━━━ ENTRIES
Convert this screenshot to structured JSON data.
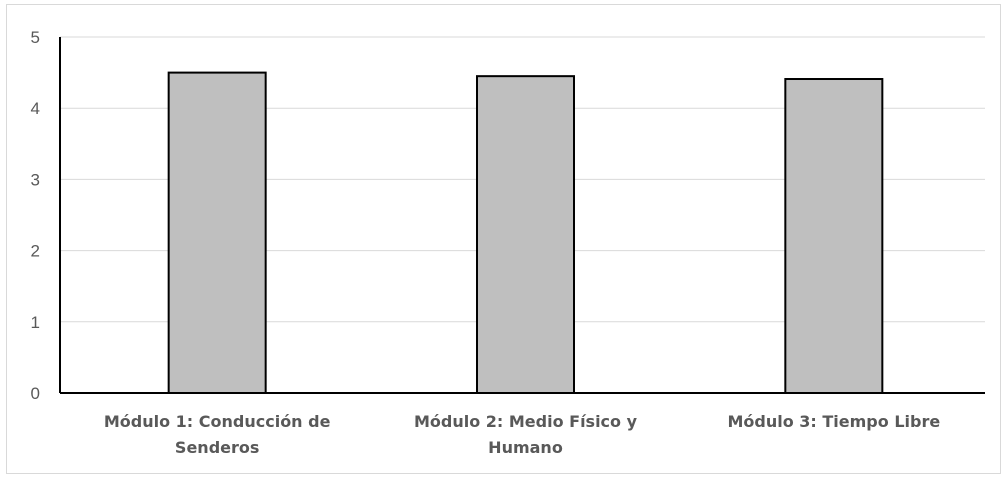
{
  "chart_data": {
    "type": "bar",
    "title": "",
    "xlabel": "",
    "ylabel": "",
    "categories": [
      [
        "Módulo 1: Conducción de",
        "Senderos"
      ],
      [
        "Módulo 2: Medio Físico y",
        "Humano"
      ],
      [
        "Módulo 3: Tiempo Libre"
      ]
    ],
    "values": [
      4.5,
      4.45,
      4.41
    ],
    "ylim": [
      0,
      5
    ],
    "yticks": [
      "0",
      "1",
      "2",
      "3",
      "4",
      "5"
    ],
    "grid": true,
    "legend": "none",
    "colors": {
      "bar_fill": "#bfbfbf",
      "bar_stroke": "#000000",
      "grid": "#d9d9d9",
      "axis": "#000000",
      "text": "#595959"
    }
  }
}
━━━━━━
> [AIM OF THE TASK]: Give only the number of lines in the preceding material that contain the string "Módulo".

> [RESPONSE FOR THIS EXERCISE]: 3